===== Exercise inputs =====

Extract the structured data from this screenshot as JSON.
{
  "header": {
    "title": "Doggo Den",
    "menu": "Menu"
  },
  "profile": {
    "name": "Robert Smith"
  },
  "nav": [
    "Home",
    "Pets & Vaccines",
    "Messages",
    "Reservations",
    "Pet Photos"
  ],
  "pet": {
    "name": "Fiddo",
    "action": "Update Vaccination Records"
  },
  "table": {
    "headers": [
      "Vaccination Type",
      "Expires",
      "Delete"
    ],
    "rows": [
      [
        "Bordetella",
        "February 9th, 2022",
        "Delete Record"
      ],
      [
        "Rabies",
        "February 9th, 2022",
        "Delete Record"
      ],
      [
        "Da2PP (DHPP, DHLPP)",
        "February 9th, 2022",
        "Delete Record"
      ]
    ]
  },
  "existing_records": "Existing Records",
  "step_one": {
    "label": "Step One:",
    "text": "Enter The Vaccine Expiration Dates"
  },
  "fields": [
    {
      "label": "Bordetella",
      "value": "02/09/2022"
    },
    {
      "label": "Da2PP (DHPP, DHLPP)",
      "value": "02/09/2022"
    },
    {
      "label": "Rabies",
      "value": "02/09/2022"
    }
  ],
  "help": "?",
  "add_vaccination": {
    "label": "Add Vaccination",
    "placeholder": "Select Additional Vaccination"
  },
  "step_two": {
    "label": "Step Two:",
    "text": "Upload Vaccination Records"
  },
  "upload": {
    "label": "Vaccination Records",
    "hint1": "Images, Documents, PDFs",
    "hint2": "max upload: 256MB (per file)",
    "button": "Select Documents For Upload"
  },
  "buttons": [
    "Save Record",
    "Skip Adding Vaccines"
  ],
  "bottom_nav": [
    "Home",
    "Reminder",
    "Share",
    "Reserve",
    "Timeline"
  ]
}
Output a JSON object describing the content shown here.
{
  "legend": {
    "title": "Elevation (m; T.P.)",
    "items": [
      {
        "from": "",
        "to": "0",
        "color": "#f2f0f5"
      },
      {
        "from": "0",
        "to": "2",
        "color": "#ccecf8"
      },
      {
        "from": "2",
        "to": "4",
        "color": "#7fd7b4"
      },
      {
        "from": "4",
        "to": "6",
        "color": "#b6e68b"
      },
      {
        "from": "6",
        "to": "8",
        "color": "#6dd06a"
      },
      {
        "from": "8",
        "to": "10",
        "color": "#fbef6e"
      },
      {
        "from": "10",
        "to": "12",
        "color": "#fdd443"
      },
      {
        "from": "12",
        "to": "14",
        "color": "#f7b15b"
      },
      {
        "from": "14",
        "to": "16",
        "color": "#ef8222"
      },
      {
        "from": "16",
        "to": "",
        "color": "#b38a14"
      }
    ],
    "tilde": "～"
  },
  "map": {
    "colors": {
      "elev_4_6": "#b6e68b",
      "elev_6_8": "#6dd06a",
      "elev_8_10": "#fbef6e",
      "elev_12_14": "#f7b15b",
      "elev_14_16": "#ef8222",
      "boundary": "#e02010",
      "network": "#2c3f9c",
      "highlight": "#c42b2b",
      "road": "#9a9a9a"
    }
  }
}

=====

What is needed:
Gather from the entries above all lines that include the string "Documents".

Final result:
    "hint1": "Images, Documents, PDFs",
    "button": "Select Documents For Upload"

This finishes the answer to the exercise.